# start of Listed entries
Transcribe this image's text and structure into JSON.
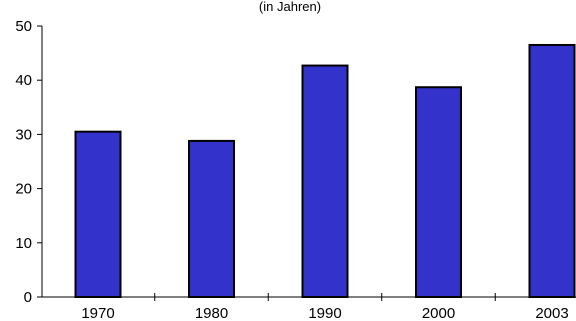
{
  "chart_data": {
    "type": "bar",
    "subtitle": "(in Jahren)",
    "categories": [
      "1970",
      "1980",
      "1990",
      "2000",
      "2003"
    ],
    "values": [
      30.5,
      28.8,
      42.7,
      38.7,
      46.5
    ],
    "ylim": [
      0,
      50
    ],
    "yticks": [
      "0",
      "10",
      "20",
      "30",
      "40",
      "50"
    ],
    "grid": false,
    "bar_color": "#3333cc",
    "bar_edge_color": "#000000"
  }
}
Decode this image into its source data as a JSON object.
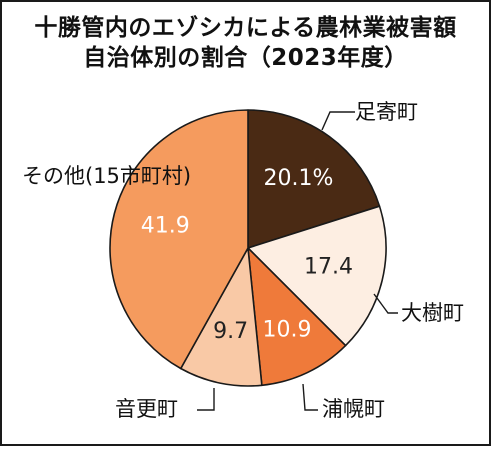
{
  "chart_data": {
    "type": "pie",
    "title_lines": [
      "十勝管内のエゾシカによる農林業被害額",
      "自治体別の割合（2023年度）"
    ],
    "start_angle_deg": 0,
    "direction": "clockwise",
    "slices": [
      {
        "label": "足寄町",
        "value": 20.1,
        "value_label": "20.1%",
        "color": "#4a2a14",
        "text_color": "#ffffff"
      },
      {
        "label": "大樹町",
        "value": 17.4,
        "value_label": "17.4",
        "color": "#fdeee2",
        "text_color": "#222222"
      },
      {
        "label": "浦幌町",
        "value": 10.9,
        "value_label": "10.9",
        "color": "#ef7a3a",
        "text_color": "#ffffff"
      },
      {
        "label": "音更町",
        "value": 9.7,
        "value_label": "9.7",
        "color": "#f9c9a6",
        "text_color": "#222222"
      },
      {
        "label": "その他(15市町村)",
        "value": 41.9,
        "value_label": "41.9",
        "color": "#f59b5e",
        "text_color": "#ffffff"
      }
    ],
    "legend": "none"
  }
}
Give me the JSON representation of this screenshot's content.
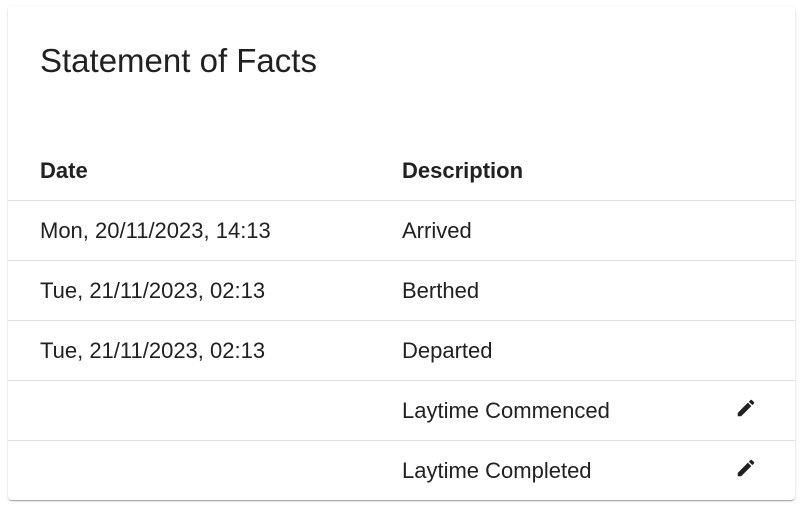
{
  "card": {
    "title": "Statement of Facts",
    "columns": [
      "Date",
      "Description"
    ],
    "rows": [
      {
        "date": "Mon, 20/11/2023, 14:13",
        "description": "Arrived",
        "editable": false
      },
      {
        "date": "Tue, 21/11/2023, 02:13",
        "description": "Berthed",
        "editable": false
      },
      {
        "date": "Tue, 21/11/2023, 02:13",
        "description": "Departed",
        "editable": false
      },
      {
        "date": "",
        "description": "Laytime Commenced",
        "editable": true,
        "icon": "pencil-icon"
      },
      {
        "date": "",
        "description": "Laytime Completed",
        "editable": true,
        "icon": "pencil-icon"
      }
    ]
  }
}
# end of Listed entries
■ Required work ■
Determine how many lines of the records above contain the word "Laytime", and report only that number.

■ Correct result ■
2